### MATERIALS PROVIDED
[START]

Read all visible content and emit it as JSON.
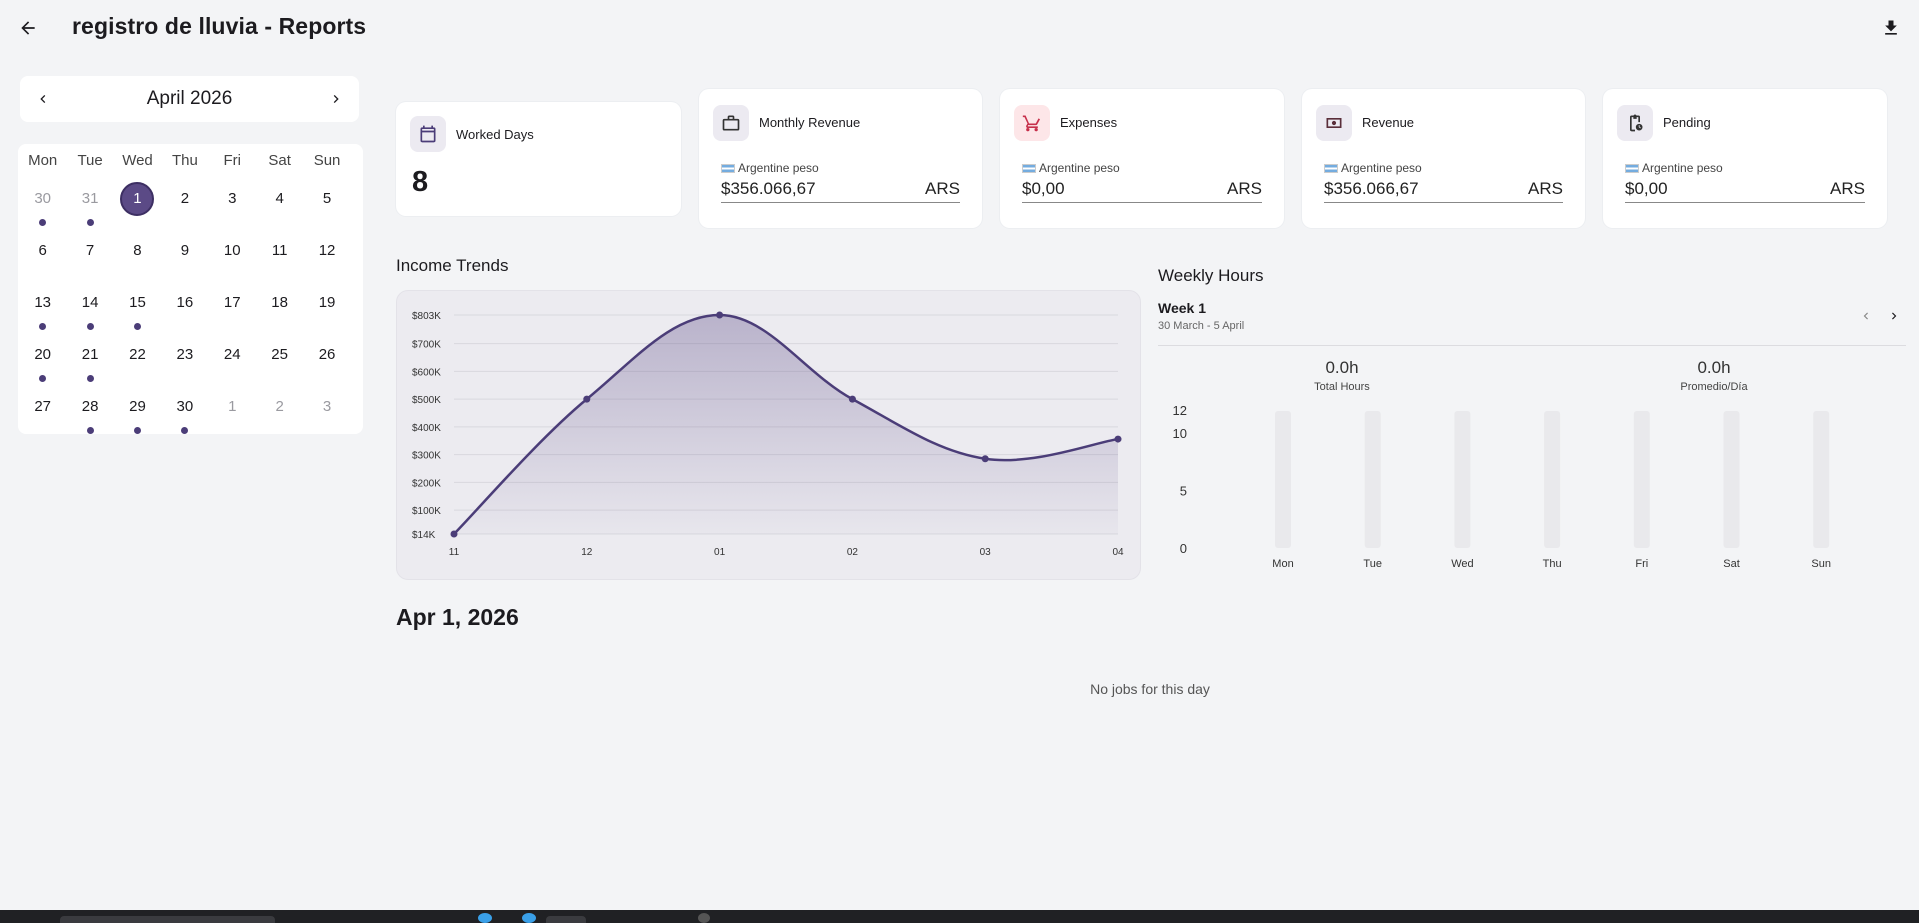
{
  "header": {
    "title": "registro de lluvia - Reports",
    "back_icon": "arrow-left-icon",
    "download_icon": "download-icon"
  },
  "calendar": {
    "month_label": "April 2026",
    "weekdays": [
      "Mon",
      "Tue",
      "Wed",
      "Thu",
      "Fri",
      "Sat",
      "Sun"
    ],
    "days": [
      {
        "n": "30",
        "muted": true,
        "dot": true
      },
      {
        "n": "31",
        "muted": true,
        "dot": true
      },
      {
        "n": "1",
        "selected": true
      },
      {
        "n": "2"
      },
      {
        "n": "3"
      },
      {
        "n": "4"
      },
      {
        "n": "5"
      },
      {
        "n": "6"
      },
      {
        "n": "7"
      },
      {
        "n": "8"
      },
      {
        "n": "9"
      },
      {
        "n": "10"
      },
      {
        "n": "11"
      },
      {
        "n": "12"
      },
      {
        "n": "13",
        "dot": true
      },
      {
        "n": "14",
        "dot": true
      },
      {
        "n": "15",
        "dot": true
      },
      {
        "n": "16"
      },
      {
        "n": "17"
      },
      {
        "n": "18"
      },
      {
        "n": "19"
      },
      {
        "n": "20",
        "dot": true
      },
      {
        "n": "21",
        "dot": true
      },
      {
        "n": "22"
      },
      {
        "n": "23"
      },
      {
        "n": "24"
      },
      {
        "n": "25"
      },
      {
        "n": "26"
      },
      {
        "n": "27"
      },
      {
        "n": "28",
        "dot": true
      },
      {
        "n": "29",
        "dot": true
      },
      {
        "n": "30",
        "dot": true
      },
      {
        "n": "1",
        "muted": true
      },
      {
        "n": "2",
        "muted": true
      },
      {
        "n": "3",
        "muted": true
      }
    ]
  },
  "cards": {
    "worked_days": {
      "title": "Worked Days",
      "value": "8",
      "icon": "calendar-icon"
    },
    "monthly_revenue": {
      "title": "Monthly Revenue",
      "currency": "Argentine peso",
      "amount": "$356.066,67",
      "code": "ARS",
      "icon": "briefcase-icon"
    },
    "expenses": {
      "title": "Expenses",
      "currency": "Argentine peso",
      "amount": "$0,00",
      "code": "ARS",
      "icon": "cart-icon"
    },
    "revenue": {
      "title": "Revenue",
      "currency": "Argentine peso",
      "amount": "$356.066,67",
      "code": "ARS",
      "icon": "cash-icon"
    },
    "pending": {
      "title": "Pending",
      "currency": "Argentine peso",
      "amount": "$0,00",
      "code": "ARS",
      "icon": "clipboard-clock-icon"
    }
  },
  "income_trends": {
    "title": "Income Trends",
    "chart_data": {
      "type": "area",
      "title": "Income Trends",
      "xlabel": "",
      "ylabel": "",
      "categories": [
        "11",
        "12",
        "01",
        "02",
        "03",
        "04"
      ],
      "values": [
        14000,
        500000,
        803000,
        500000,
        285000,
        356000
      ],
      "y_ticks": [
        "$803K",
        "$700K",
        "$600K",
        "$500K",
        "$400K",
        "$300K",
        "$200K",
        "$100K",
        "$14K"
      ],
      "y_tick_values": [
        803000,
        700000,
        600000,
        500000,
        400000,
        300000,
        200000,
        100000,
        14000
      ],
      "ylim": [
        14000,
        803000
      ],
      "grid": true,
      "colors": {
        "line": "#4b3d78",
        "fill": "#5b4a86"
      }
    }
  },
  "weekly_hours": {
    "title": "Weekly Hours",
    "week_label": "Week 1",
    "week_range": "30 March - 5 April",
    "total_hours_value": "0.0h",
    "total_hours_label": "Total Hours",
    "avg_value": "0.0h",
    "avg_label": "Promedio/Día",
    "chart_data": {
      "type": "bar",
      "categories": [
        "Mon",
        "Tue",
        "Wed",
        "Thu",
        "Fri",
        "Sat",
        "Sun"
      ],
      "values": [
        0,
        0,
        0,
        0,
        0,
        0,
        0
      ],
      "y_ticks": [
        "12",
        "10",
        "5",
        "0"
      ],
      "y_tick_values": [
        12,
        10,
        5,
        0
      ],
      "ylim": [
        0,
        12
      ]
    }
  },
  "day_detail": {
    "date": "Apr 1, 2026",
    "empty_message": "No jobs for this day"
  }
}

[END]

### EXERCISE DESCRIPTION
Repeat the listing verbatim. Skip the pictures.

### OUTPUT FOR THIS EXERCISE
Read all visible content and emit it as JSON.
{
  "header": {
    "title": "registro de lluvia - Reports",
    "back_icon": "arrow-left-icon",
    "download_icon": "download-icon"
  },
  "calendar": {
    "month_label": "April 2026",
    "weekdays": [
      "Mon",
      "Tue",
      "Wed",
      "Thu",
      "Fri",
      "Sat",
      "Sun"
    ],
    "days": [
      {
        "n": "30",
        "muted": true,
        "dot": true
      },
      {
        "n": "31",
        "muted": true,
        "dot": true
      },
      {
        "n": "1",
        "selected": true
      },
      {
        "n": "2"
      },
      {
        "n": "3"
      },
      {
        "n": "4"
      },
      {
        "n": "5"
      },
      {
        "n": "6"
      },
      {
        "n": "7"
      },
      {
        "n": "8"
      },
      {
        "n": "9"
      },
      {
        "n": "10"
      },
      {
        "n": "11"
      },
      {
        "n": "12"
      },
      {
        "n": "13",
        "dot": true
      },
      {
        "n": "14",
        "dot": true
      },
      {
        "n": "15",
        "dot": true
      },
      {
        "n": "16"
      },
      {
        "n": "17"
      },
      {
        "n": "18"
      },
      {
        "n": "19"
      },
      {
        "n": "20",
        "dot": true
      },
      {
        "n": "21",
        "dot": true
      },
      {
        "n": "22"
      },
      {
        "n": "23"
      },
      {
        "n": "24"
      },
      {
        "n": "25"
      },
      {
        "n": "26"
      },
      {
        "n": "27"
      },
      {
        "n": "28",
        "dot": true
      },
      {
        "n": "29",
        "dot": true
      },
      {
        "n": "30",
        "dot": true
      },
      {
        "n": "1",
        "muted": true
      },
      {
        "n": "2",
        "muted": true
      },
      {
        "n": "3",
        "muted": true
      }
    ]
  },
  "cards": {
    "worked_days": {
      "title": "Worked Days",
      "value": "8",
      "icon": "calendar-icon"
    },
    "monthly_revenue": {
      "title": "Monthly Revenue",
      "currency": "Argentine peso",
      "amount": "$356.066,67",
      "code": "ARS",
      "icon": "briefcase-icon"
    },
    "expenses": {
      "title": "Expenses",
      "currency": "Argentine peso",
      "amount": "$0,00",
      "code": "ARS",
      "icon": "cart-icon"
    },
    "revenue": {
      "title": "Revenue",
      "currency": "Argentine peso",
      "amount": "$356.066,67",
      "code": "ARS",
      "icon": "cash-icon"
    },
    "pending": {
      "title": "Pending",
      "currency": "Argentine peso",
      "amount": "$0,00",
      "code": "ARS",
      "icon": "clipboard-clock-icon"
    }
  },
  "income_trends": {
    "title": "Income Trends",
    "chart_data": {
      "type": "area",
      "title": "Income Trends",
      "xlabel": "",
      "ylabel": "",
      "categories": [
        "11",
        "12",
        "01",
        "02",
        "03",
        "04"
      ],
      "values": [
        14000,
        500000,
        803000,
        500000,
        285000,
        356000
      ],
      "y_ticks": [
        "$803K",
        "$700K",
        "$600K",
        "$500K",
        "$400K",
        "$300K",
        "$200K",
        "$100K",
        "$14K"
      ],
      "y_tick_values": [
        803000,
        700000,
        600000,
        500000,
        400000,
        300000,
        200000,
        100000,
        14000
      ],
      "ylim": [
        14000,
        803000
      ],
      "grid": true,
      "colors": {
        "line": "#4b3d78",
        "fill": "#5b4a86"
      }
    }
  },
  "weekly_hours": {
    "title": "Weekly Hours",
    "week_label": "Week 1",
    "week_range": "30 March - 5 April",
    "total_hours_value": "0.0h",
    "total_hours_label": "Total Hours",
    "avg_value": "0.0h",
    "avg_label": "Promedio/Día",
    "chart_data": {
      "type": "bar",
      "categories": [
        "Mon",
        "Tue",
        "Wed",
        "Thu",
        "Fri",
        "Sat",
        "Sun"
      ],
      "values": [
        0,
        0,
        0,
        0,
        0,
        0,
        0
      ],
      "y_ticks": [
        "12",
        "10",
        "5",
        "0"
      ],
      "y_tick_values": [
        12,
        10,
        5,
        0
      ],
      "ylim": [
        0,
        12
      ]
    }
  },
  "day_detail": {
    "date": "Apr 1, 2026",
    "empty_message": "No jobs for this day"
  }
}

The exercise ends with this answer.